# What the task asks
Print the data exactly as it is given, please.

# Supplied material

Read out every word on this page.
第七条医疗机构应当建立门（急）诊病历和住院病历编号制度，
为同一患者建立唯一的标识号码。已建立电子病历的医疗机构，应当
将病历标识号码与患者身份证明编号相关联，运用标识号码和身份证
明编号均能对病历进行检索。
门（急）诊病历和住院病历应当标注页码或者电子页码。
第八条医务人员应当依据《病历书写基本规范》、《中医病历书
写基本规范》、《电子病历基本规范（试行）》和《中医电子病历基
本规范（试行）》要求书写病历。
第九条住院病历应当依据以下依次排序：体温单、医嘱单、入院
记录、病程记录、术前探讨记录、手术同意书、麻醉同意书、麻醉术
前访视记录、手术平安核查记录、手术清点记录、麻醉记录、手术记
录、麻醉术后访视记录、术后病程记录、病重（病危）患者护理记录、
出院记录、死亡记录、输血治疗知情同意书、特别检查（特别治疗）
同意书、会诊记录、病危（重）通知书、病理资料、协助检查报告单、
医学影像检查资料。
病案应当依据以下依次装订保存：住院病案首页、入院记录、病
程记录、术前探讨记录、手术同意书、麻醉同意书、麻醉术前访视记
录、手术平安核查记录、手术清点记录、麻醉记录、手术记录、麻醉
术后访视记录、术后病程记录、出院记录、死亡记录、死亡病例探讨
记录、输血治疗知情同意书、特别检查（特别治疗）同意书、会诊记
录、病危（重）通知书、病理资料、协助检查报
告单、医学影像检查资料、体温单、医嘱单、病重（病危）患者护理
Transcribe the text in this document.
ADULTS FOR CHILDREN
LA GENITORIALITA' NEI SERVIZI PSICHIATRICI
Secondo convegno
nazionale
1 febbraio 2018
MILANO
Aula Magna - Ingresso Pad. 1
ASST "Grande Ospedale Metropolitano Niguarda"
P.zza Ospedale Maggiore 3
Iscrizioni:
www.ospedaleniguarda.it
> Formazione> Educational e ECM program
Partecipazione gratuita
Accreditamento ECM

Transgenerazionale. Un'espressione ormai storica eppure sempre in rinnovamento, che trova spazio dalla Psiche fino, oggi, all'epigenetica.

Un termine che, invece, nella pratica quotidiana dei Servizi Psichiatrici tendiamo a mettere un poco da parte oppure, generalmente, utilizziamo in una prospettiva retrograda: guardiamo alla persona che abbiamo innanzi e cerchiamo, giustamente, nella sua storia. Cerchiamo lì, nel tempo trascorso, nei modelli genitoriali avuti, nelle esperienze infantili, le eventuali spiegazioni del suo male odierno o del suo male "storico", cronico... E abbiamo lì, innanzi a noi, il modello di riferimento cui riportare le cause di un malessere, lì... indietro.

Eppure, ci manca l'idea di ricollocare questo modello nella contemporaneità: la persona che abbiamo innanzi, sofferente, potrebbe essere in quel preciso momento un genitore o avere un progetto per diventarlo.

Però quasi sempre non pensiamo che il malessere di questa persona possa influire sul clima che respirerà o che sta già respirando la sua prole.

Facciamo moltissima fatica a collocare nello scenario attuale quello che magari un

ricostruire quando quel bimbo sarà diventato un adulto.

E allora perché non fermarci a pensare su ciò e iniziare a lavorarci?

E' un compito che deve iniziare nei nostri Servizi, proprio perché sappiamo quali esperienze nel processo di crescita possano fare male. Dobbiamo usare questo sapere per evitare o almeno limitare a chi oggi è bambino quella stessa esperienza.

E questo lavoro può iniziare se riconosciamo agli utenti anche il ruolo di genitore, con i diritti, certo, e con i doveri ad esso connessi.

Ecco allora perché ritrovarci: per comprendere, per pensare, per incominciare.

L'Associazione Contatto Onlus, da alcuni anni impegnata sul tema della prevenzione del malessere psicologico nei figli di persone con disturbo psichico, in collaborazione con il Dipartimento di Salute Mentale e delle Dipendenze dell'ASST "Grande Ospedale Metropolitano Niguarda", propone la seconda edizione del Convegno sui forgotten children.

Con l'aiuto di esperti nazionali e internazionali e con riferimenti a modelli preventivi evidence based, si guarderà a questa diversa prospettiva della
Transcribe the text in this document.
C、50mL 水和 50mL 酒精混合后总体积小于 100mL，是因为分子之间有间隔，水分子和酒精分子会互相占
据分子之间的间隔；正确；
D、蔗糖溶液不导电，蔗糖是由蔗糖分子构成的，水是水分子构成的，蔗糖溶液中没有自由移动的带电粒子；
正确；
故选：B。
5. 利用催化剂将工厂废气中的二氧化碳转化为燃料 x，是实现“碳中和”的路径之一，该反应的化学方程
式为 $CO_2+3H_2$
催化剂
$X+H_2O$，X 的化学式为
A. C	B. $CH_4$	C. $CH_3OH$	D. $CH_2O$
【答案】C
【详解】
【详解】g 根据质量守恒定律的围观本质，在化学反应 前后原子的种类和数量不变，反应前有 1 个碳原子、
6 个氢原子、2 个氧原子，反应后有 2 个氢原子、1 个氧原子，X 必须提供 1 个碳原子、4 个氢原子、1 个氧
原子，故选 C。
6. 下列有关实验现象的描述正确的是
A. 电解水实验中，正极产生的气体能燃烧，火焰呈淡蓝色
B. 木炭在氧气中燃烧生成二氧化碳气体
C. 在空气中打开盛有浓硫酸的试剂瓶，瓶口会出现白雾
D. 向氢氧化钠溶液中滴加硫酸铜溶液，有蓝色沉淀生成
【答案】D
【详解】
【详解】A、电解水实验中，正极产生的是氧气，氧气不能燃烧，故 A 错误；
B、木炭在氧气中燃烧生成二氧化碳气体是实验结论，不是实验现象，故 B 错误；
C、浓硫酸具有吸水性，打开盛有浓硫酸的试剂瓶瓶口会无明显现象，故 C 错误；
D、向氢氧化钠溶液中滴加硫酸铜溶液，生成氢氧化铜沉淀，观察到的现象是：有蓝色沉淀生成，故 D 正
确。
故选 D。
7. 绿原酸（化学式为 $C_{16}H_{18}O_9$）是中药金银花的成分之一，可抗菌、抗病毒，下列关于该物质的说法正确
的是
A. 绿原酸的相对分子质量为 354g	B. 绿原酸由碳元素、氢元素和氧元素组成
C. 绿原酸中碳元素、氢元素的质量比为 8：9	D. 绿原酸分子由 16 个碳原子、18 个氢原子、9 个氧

# Full answer
Read out every word on this page.
第七条医疗机构应当建立门（急）诊病历和住院病历编号制度，
为同一患者建立唯一的标识号码。已建立电子病历的医疗机构，应当
将病历标识号码与患者身份证明编号相关联，运用标识号码和身份证
明编号均能对病历进行检索。
门（急）诊病历和住院病历应当标注页码或者电子页码。
第八条医务人员应当依据《病历书写基本规范》、《中医病历书
写基本规范》、《电子病历基本规范（试行）》和《中医电子病历基
本规范（试行）》要求书写病历。
第九条住院病历应当依据以下依次排序：体温单、医嘱单、入院
记录、病程记录、术前探讨记录、手术同意书、麻醉同意书、麻醉术
前访视记录、手术平安核查记录、手术清点记录、麻醉记录、手术记
录、麻醉术后访视记录、术后病程记录、病重（病危）患者护理记录、
出院记录、死亡记录、输血治疗知情同意书、特别检查（特别治疗）
同意书、会诊记录、病危（重）通知书、病理资料、协助检查报告单、
医学影像检查资料。
病案应当依据以下依次装订保存：住院病案首页、入院记录、病
程记录、术前探讨记录、手术同意书、麻醉同意书、麻醉术前访视记
录、手术平安核查记录、手术清点记录、麻醉记录、手术记录、麻醉
术后访视记录、术后病程记录、出院记录、死亡记录、死亡病例探讨
记录、输血治疗知情同意书、特别检查（特别治疗）同意书、会诊记
录、病危（重）通知书、病理资料、协助检查报
告单、医学影像检查资料、体温单、医嘱单、病重（病危）患者护理
Transcribe the text in this document.
ADULTS FOR CHILDREN
LA GENITORIALITA' NEI SERVIZI PSICHIATRICI
Secondo convegno
nazionale
1 febbraio 2018
MILANO
Aula Magna - Ingresso Pad. 1
ASST "Grande Ospedale Metropolitano Niguarda"
P.zza Ospedale Maggiore 3
Iscrizioni:
www.ospedaleniguarda.it
> Formazione> Educational e ECM program
Partecipazione gratuita
Accreditamento ECM

Transgenerazionale. Un'espressione ormai storica eppure sempre in rinnovamento, che trova spazio dalla Psiche fino, oggi, all'epigenetica.

Un termine che, invece, nella pratica quotidiana dei Servizi Psichiatrici tendiamo a mettere un poco da parte oppure, generalmente, utilizziamo in una prospettiva retrograda: guardiamo alla persona che abbiamo innanzi e cerchiamo, giustamente, nella sua storia. Cerchiamo lì, nel tempo trascorso, nei modelli genitoriali avuti, nelle esperienze infantili, le eventuali spiegazioni del suo male odierno o del suo male "storico", cronico... E abbiamo lì, innanzi a noi, il modello di riferimento cui riportare le cause di un malessere, lì... indietro.

Eppure, ci manca l'idea di ricollocare questo modello nella contemporaneità: la persona che abbiamo innanzi, sofferente, potrebbe essere in quel preciso momento un genitore o avere un progetto per diventarlo.

Però quasi sempre non pensiamo che il malessere di questa persona possa influire sul clima che respirerà o che sta già respirando la sua prole.

Facciamo moltissima fatica a collocare nello scenario attuale quello che magari un

ricostruire quando quel bimbo sarà diventato un adulto.

E allora perché non fermarci a pensare su ciò e iniziare a lavorarci?

E' un compito che deve iniziare nei nostri Servizi, proprio perché sappiamo quali esperienze nel processo di crescita possano fare male. Dobbiamo usare questo sapere per evitare o almeno limitare a chi oggi è bambino quella stessa esperienza.

E questo lavoro può iniziare se riconosciamo agli utenti anche il ruolo di genitore, con i diritti, certo, e con i doveri ad esso connessi.

Ecco allora perché ritrovarci: per comprendere, per pensare, per incominciare.

L'Associazione Contatto Onlus, da alcuni anni impegnata sul tema della prevenzione del malessere psicologico nei figli di persone con disturbo psichico, in collaborazione con il Dipartimento di Salute Mentale e delle Dipendenze dell'ASST "Grande Ospedale Metropolitano Niguarda", propone la seconda edizione del Convegno sui forgotten children.

Con l'aiuto di esperti nazionali e internazionali e con riferimenti a modelli preventivi evidence based, si guarderà a questa diversa prospettiva della
Transcribe the text in this document.
C、50mL 水和 50mL 酒精混合后总体积小于 100mL，是因为分子之间有间隔，水分子和酒精分子会互相占
据分子之间的间隔；正确；
D、蔗糖溶液不导电，蔗糖是由蔗糖分子构成的，水是水分子构成的，蔗糖溶液中没有自由移动的带电粒子；
正确；
故选：B。
5. 利用催化剂将工厂废气中的二氧化碳转化为燃料 x，是实现“碳中和”的路径之一，该反应的化学方程
式为 $CO_2+3H_2$
催化剂
$X+H_2O$，X 的化学式为
A. C	B. $CH_4$	C. $CH_3OH$	D. $CH_2O$
【答案】C
【详解】
【详解】g 根据质量守恒定律的围观本质，在化学反应 前后原子的种类和数量不变，反应前有 1 个碳原子、
6 个氢原子、2 个氧原子，反应后有 2 个氢原子、1 个氧原子，X 必须提供 1 个碳原子、4 个氢原子、1 个氧
原子，故选 C。
6. 下列有关实验现象的描述正确的是
A. 电解水实验中，正极产生的气体能燃烧，火焰呈淡蓝色
B. 木炭在氧气中燃烧生成二氧化碳气体
C. 在空气中打开盛有浓硫酸的试剂瓶，瓶口会出现白雾
D. 向氢氧化钠溶液中滴加硫酸铜溶液，有蓝色沉淀生成
【答案】D
【详解】
【详解】A、电解水实验中，正极产生的是氧气，氧气不能燃烧，故 A 错误；
B、木炭在氧气中燃烧生成二氧化碳气体是实验结论，不是实验现象，故 B 错误；
C、浓硫酸具有吸水性，打开盛有浓硫酸的试剂瓶瓶口会无明显现象，故 C 错误；
D、向氢氧化钠溶液中滴加硫酸铜溶液，生成氢氧化铜沉淀，观察到的现象是：有蓝色沉淀生成，故 D 正
确。
故选 D。
7. 绿原酸（化学式为 $C_{16}H_{18}O_9$）是中药金银花的成分之一，可抗菌、抗病毒，下列关于该物质的说法正确
的是
A. 绿原酸的相对分子质量为 354g	B. 绿原酸由碳元素、氢元素和氧元素组成
C. 绿原酸中碳元素、氢元素的质量比为 8：9	D. 绿原酸分子由 16 个碳原子、18 个氢原子、9 个氧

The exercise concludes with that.